■ **Your task**: Exactly reproduce the entries, dropping any pictures from your copy.

-- start Data excerpts --

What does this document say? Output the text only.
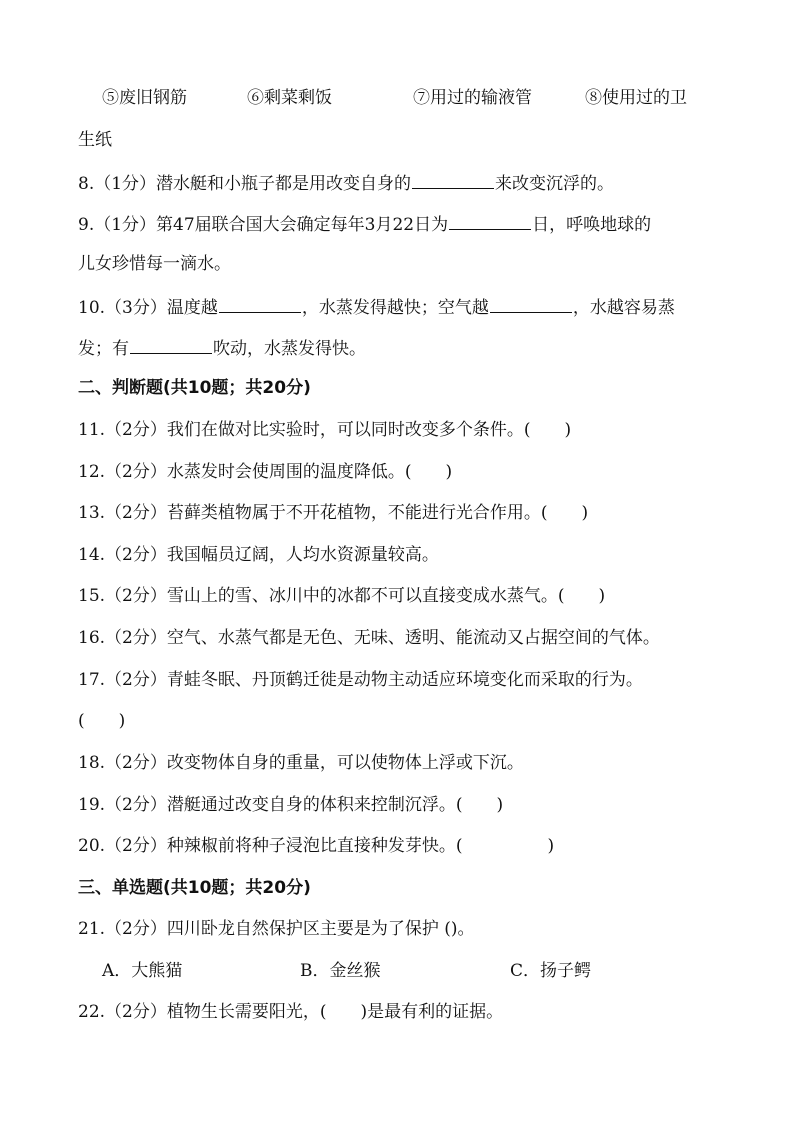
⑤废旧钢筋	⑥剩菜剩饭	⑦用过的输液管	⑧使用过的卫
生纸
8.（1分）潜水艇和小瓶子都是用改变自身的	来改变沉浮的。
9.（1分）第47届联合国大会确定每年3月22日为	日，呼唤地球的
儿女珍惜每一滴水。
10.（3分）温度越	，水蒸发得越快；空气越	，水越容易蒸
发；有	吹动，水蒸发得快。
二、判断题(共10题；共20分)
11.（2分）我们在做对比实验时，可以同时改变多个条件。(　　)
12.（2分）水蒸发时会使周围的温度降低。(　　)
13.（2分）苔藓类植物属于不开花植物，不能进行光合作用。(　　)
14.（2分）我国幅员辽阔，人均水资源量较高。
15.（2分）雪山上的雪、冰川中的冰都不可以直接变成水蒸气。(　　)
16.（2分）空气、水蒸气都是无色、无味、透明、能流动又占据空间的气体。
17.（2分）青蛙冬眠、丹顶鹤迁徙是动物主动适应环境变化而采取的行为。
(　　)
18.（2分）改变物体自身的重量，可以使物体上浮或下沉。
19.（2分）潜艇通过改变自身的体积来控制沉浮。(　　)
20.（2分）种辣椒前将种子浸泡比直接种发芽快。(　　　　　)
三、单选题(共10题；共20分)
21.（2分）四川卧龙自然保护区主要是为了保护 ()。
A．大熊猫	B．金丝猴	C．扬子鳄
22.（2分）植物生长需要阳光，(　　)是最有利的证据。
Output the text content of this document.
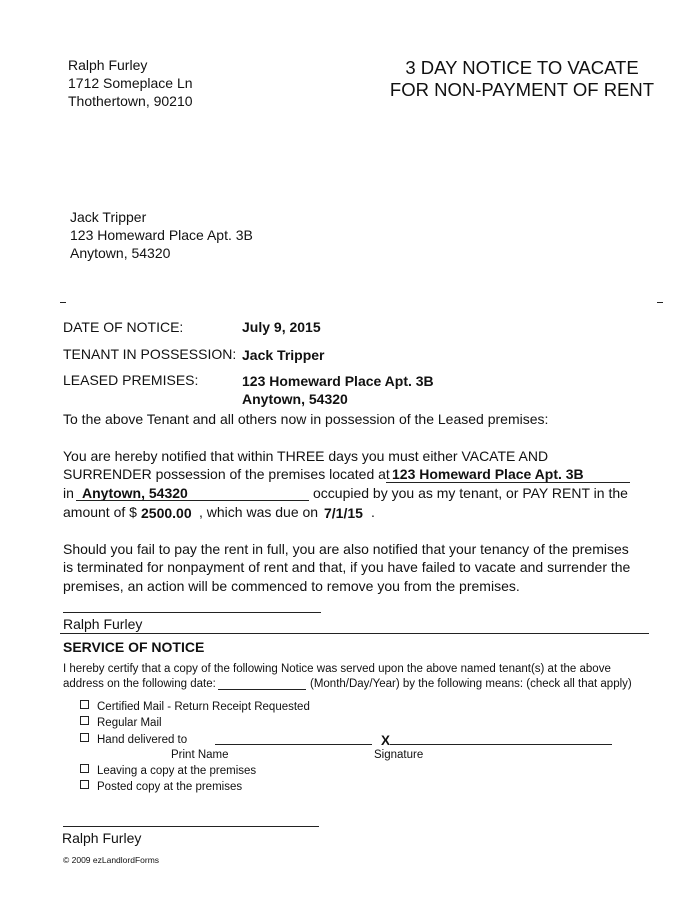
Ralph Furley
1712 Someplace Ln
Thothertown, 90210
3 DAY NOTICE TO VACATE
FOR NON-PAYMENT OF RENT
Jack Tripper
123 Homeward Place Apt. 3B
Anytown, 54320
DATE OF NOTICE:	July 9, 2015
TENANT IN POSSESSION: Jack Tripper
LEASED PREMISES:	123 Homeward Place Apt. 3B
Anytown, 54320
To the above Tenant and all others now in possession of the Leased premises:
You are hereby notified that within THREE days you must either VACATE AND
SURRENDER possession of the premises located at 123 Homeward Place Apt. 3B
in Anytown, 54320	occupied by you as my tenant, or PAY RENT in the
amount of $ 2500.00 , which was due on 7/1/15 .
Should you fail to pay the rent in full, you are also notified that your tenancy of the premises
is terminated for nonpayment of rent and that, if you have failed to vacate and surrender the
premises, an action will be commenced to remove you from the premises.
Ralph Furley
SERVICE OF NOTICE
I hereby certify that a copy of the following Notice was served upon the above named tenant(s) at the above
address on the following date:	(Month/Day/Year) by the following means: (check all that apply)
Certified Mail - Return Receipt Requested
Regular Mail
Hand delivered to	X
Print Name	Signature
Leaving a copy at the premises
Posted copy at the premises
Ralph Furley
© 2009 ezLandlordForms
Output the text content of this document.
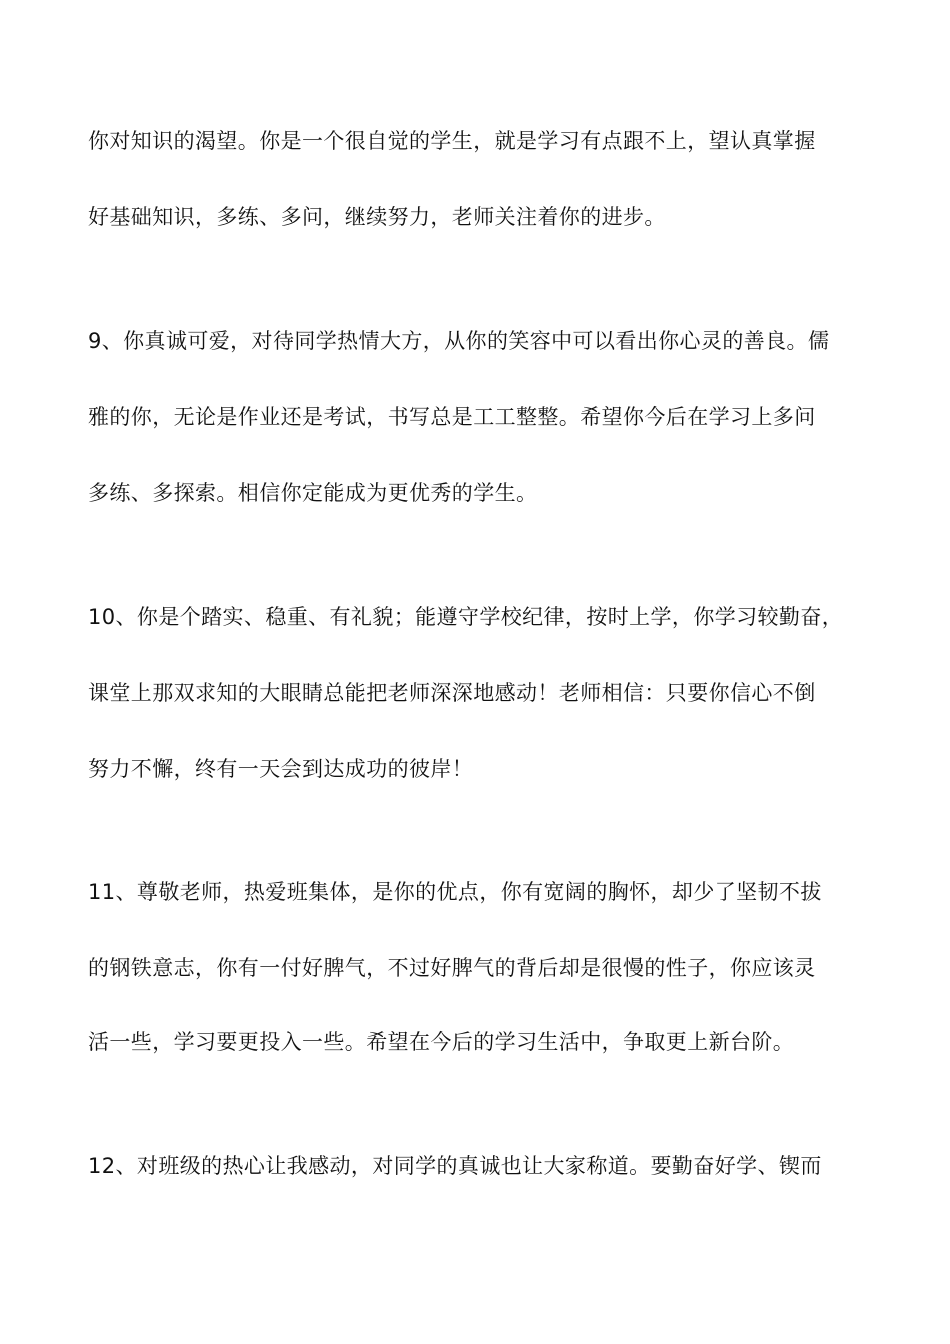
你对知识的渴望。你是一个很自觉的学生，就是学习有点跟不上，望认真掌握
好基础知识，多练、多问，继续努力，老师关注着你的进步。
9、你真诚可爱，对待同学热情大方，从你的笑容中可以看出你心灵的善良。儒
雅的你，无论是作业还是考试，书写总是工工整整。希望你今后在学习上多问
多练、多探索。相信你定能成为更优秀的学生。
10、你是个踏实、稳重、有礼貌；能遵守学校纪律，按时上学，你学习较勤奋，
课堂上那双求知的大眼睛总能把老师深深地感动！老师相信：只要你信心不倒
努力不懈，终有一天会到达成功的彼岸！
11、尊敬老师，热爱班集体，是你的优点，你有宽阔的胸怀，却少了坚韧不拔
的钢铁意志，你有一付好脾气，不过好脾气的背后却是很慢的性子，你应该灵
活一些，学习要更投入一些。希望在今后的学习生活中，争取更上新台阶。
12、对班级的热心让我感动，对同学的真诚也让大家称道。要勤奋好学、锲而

-- end Data excerpts --

■ **Correct response**:
What does this document say? Output the text only.
⑤废旧钢筋	⑥剩菜剩饭	⑦用过的输液管	⑧使用过的卫
生纸
8.（1分）潜水艇和小瓶子都是用改变自身的	来改变沉浮的。
9.（1分）第47届联合国大会确定每年3月22日为	日，呼唤地球的
儿女珍惜每一滴水。
10.（3分）温度越	，水蒸发得越快；空气越	，水越容易蒸
发；有	吹动，水蒸发得快。
二、判断题(共10题；共20分)
11.（2分）我们在做对比实验时，可以同时改变多个条件。(　　)
12.（2分）水蒸发时会使周围的温度降低。(　　)
13.（2分）苔藓类植物属于不开花植物，不能进行光合作用。(　　)
14.（2分）我国幅员辽阔，人均水资源量较高。
15.（2分）雪山上的雪、冰川中的冰都不可以直接变成水蒸气。(　　)
16.（2分）空气、水蒸气都是无色、无味、透明、能流动又占据空间的气体。
17.（2分）青蛙冬眠、丹顶鹤迁徙是动物主动适应环境变化而采取的行为。
(　　)
18.（2分）改变物体自身的重量，可以使物体上浮或下沉。
19.（2分）潜艇通过改变自身的体积来控制沉浮。(　　)
20.（2分）种辣椒前将种子浸泡比直接种发芽快。(　　　　　)
三、单选题(共10题；共20分)
21.（2分）四川卧龙自然保护区主要是为了保护 ()。
A．大熊猫	B．金丝猴	C．扬子鳄
22.（2分）植物生长需要阳光，(　　)是最有利的证据。
Output the text content of this document.
Ralph Furley
1712 Someplace Ln
Thothertown, 90210
3 DAY NOTICE TO VACATE
FOR NON-PAYMENT OF RENT
Jack Tripper
123 Homeward Place Apt. 3B
Anytown, 54320
DATE OF NOTICE:	July 9, 2015
TENANT IN POSSESSION: Jack Tripper
LEASED PREMISES:	123 Homeward Place Apt. 3B
Anytown, 54320
To the above Tenant and all others now in possession of the Leased premises:
You are hereby notified that within THREE days you must either VACATE AND
SURRENDER possession of the premises located at 123 Homeward Place Apt. 3B
in Anytown, 54320	occupied by you as my tenant, or PAY RENT in the
amount of $ 2500.00 , which was due on 7/1/15 .
Should you fail to pay the rent in full, you are also notified that your tenancy of the premises
is terminated for nonpayment of rent and that, if you have failed to vacate and surrender the
premises, an action will be commenced to remove you from the premises.
Ralph Furley
SERVICE OF NOTICE
I hereby certify that a copy of the following Notice was served upon the above named tenant(s) at the above
address on the following date:	(Month/Day/Year) by the following means: (check all that apply)
Certified Mail - Return Receipt Requested
Regular Mail
Hand delivered to	X
Print Name	Signature
Leaving a copy at the premises
Posted copy at the premises
Ralph Furley
© 2009 ezLandlordForms
Output the text content of this document.
你对知识的渴望。你是一个很自觉的学生，就是学习有点跟不上，望认真掌握
好基础知识，多练、多问，继续努力，老师关注着你的进步。
9、你真诚可爱，对待同学热情大方，从你的笑容中可以看出你心灵的善良。儒
雅的你，无论是作业还是考试，书写总是工工整整。希望你今后在学习上多问
多练、多探索。相信你定能成为更优秀的学生。
10、你是个踏实、稳重、有礼貌；能遵守学校纪律，按时上学，你学习较勤奋，
课堂上那双求知的大眼睛总能把老师深深地感动！老师相信：只要你信心不倒
努力不懈，终有一天会到达成功的彼岸！
11、尊敬老师，热爱班集体，是你的优点，你有宽阔的胸怀，却少了坚韧不拔
的钢铁意志，你有一付好脾气，不过好脾气的背后却是很慢的性子，你应该灵
活一些，学习要更投入一些。希望在今后的学习生活中，争取更上新台阶。
12、对班级的热心让我感动，对同学的真诚也让大家称道。要勤奋好学、锲而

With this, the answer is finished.